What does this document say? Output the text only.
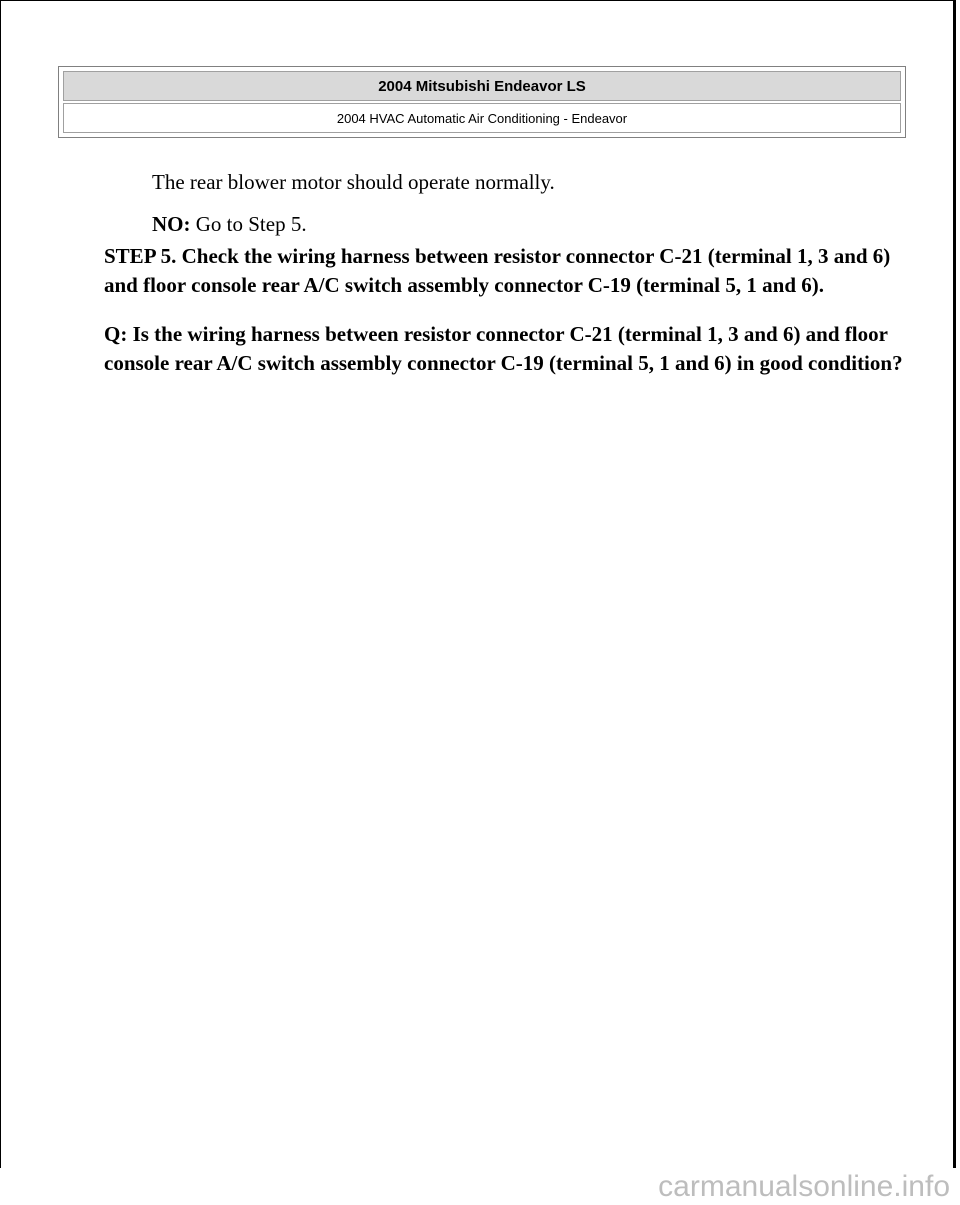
2004 Mitsubishi Endeavor LS
2004 HVAC Automatic Air Conditioning - Endeavor

The rear blower motor should operate normally.

NO: Go to Step 5.

STEP 5. Check the wiring harness between resistor connector C-21 (terminal 1, 3 and 6) and floor console rear A/C switch assembly connector C-19 (terminal 5, 1 and 6).

Q: Is the wiring harness between resistor connector C-21 (terminal 1, 3 and 6) and floor console rear A/C switch assembly connector C-19 (terminal 5, 1 and 6) in good condition?

carmanualsonline.info
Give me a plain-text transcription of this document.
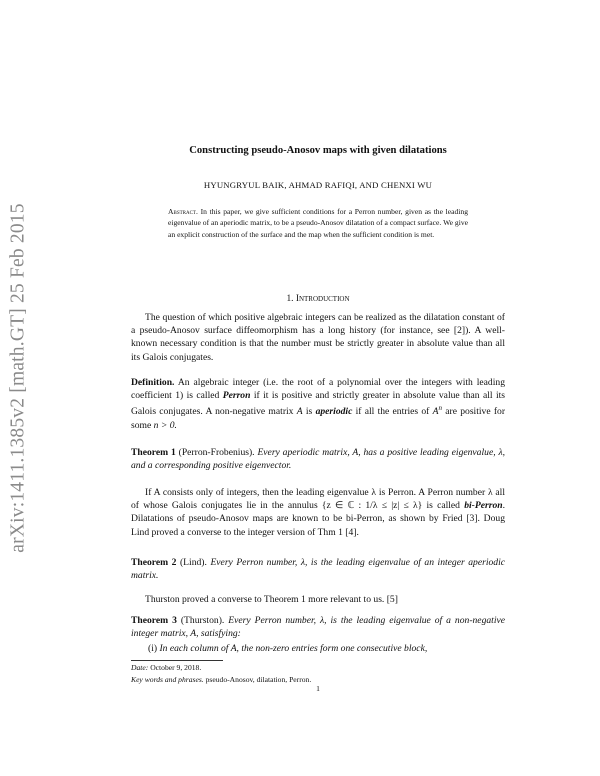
arXiv:1411.1385v2 [math.GT] 25 Feb 2015
Constructing pseudo-Anosov maps with given dilatations
HYUNGRYUL BAIK, AHMAD RAFIQI, AND CHENXI WU
Abstract. In this paper, we give sufficient conditions for a Perron number, given as the leading eigenvalue of an aperiodic matrix, to be a pseudo-Anosov dilatation of a compact surface. We give an explicit construction of the surface and the map when the sufficient condition is met.
1. Introduction
The question of which positive algebraic integers can be realized as the dilatation constant of a pseudo-Anosov surface diffeomorphism has a long history (for instance, see [2]). A well-known necessary condition is that the number must be strictly greater in absolute value than all its Galois conjugates.
Definition. An algebraic integer (i.e. the root of a polynomial over the integers with leading coefficient 1) is called Perron if it is positive and strictly greater in absolute value than all its Galois conjugates. A non-negative matrix A is aperiodic if all the entries of $A^n$ are positive for some n > 0.
Theorem 1 (Perron-Frobenius). Every aperiodic matrix, A, has a positive leading eigenvalue, λ, and a corresponding positive eigenvector.
If A consists only of integers, then the leading eigenvalue λ is Perron. A Perron number λ all of whose Galois conjugates lie in the annulus {z ∈ ℂ : 1/λ ≤ |z| ≤ λ} is called bi-Perron. Dilatations of pseudo-Anosov maps are known to be bi-Perron, as shown by Fried [3]. Doug Lind proved a converse to the integer version of Thm 1 [4].
Theorem 2 (Lind). Every Perron number, λ, is the leading eigenvalue of an integer aperiodic matrix.
Thurston proved a converse to Theorem 1 more relevant to us. [5]
Theorem 3 (Thurston). Every Perron number, λ, is the leading eigenvalue of a non-negative integer matrix, A, satisfying:
(i) In each column of A, the non-zero entries form one consecutive block,
Date: October 9, 2018.
Key words and phrases. pseudo-Anosov, dilatation, Perron.
1
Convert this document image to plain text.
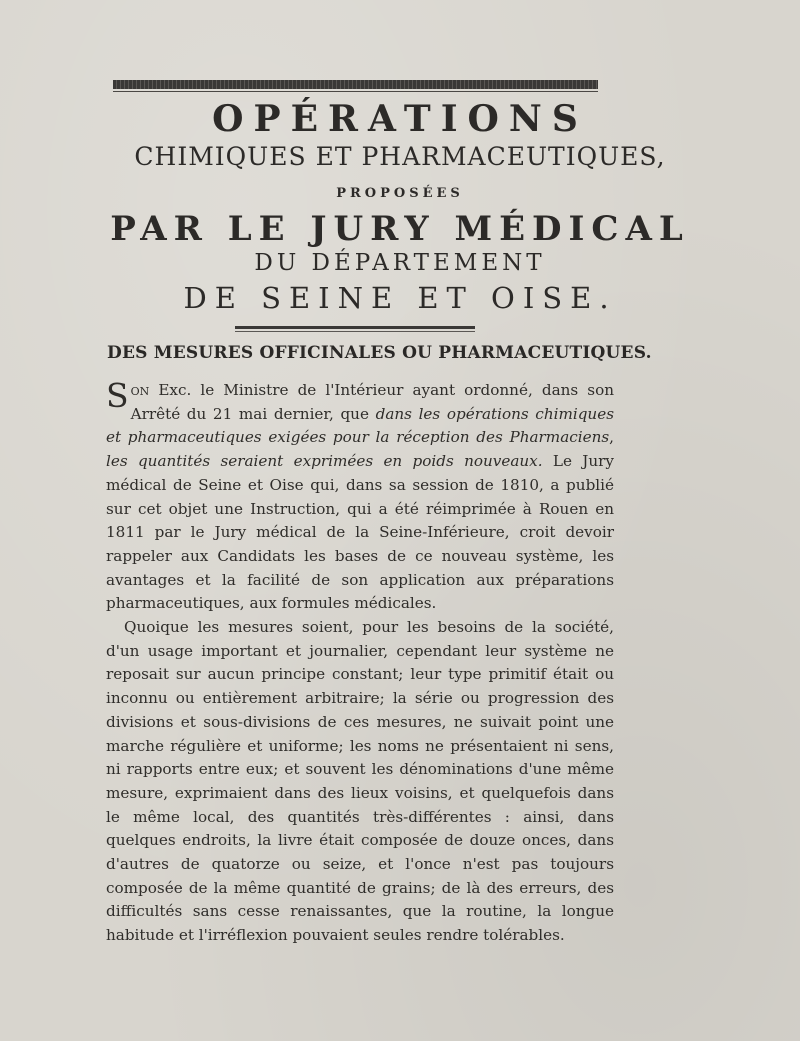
OPÉRATIONS
CHIMIQUES ET PHARMACEUTIQUES,
PROPOSÉES
PAR LE JURY MÉDICAL
DU DÉPARTEMENT
DE SEINE ET OISE.
DES MESURES OFFICINALES OU PHARMACEUTIQUES.

Son Exc. le Ministre de l'Intérieur ayant ordonné, dans son Arrêté du 21 mai dernier, que dans les opérations chimiques et pharmaceutiques exigées pour la réception des Pharmaciens, les quantités seraient exprimées en poids nouveaux. Le Jury médical de Seine et Oise qui, dans sa session de 1810, a publié sur cet objet une Instruction, qui a été réimprimée à Rouen en 1811 par le Jury médical de la Seine-Inférieure, croit devoir rappeler aux Candidats les bases de ce nouveau système, les avantages et la facilité de son application aux préparations pharmaceutiques, aux formules médicales.

Quoique les mesures soient, pour les besoins de la société, d'un usage important et journalier, cependant leur système ne reposait sur aucun principe constant; leur type primitif était ou inconnu ou entièrement arbitraire; la série ou progression des divisions et sous-divisions de ces mesures, ne suivait point une marche régulière et uniforme; les noms ne présentaient ni sens, ni rapports entre eux; et souvent les dénominations d'une même mesure, exprimaient dans des lieux voisins, et quelquefois dans le même local, des quantités très-différentes : ainsi, dans quelques endroits, la livre était composée de douze onces, dans d'autres de quatorze ou seize, et l'once n'est pas toujours composée de la même quantité de grains; de là des erreurs, des difficultés sans cesse renaissantes, que la routine, la longue habitude et l'irréflexion pouvaient seules rendre tolérables.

→ **The problem**
Within the entries above, report how many lines include "Thurston", and keep the answer to the number.

→ **Result**
2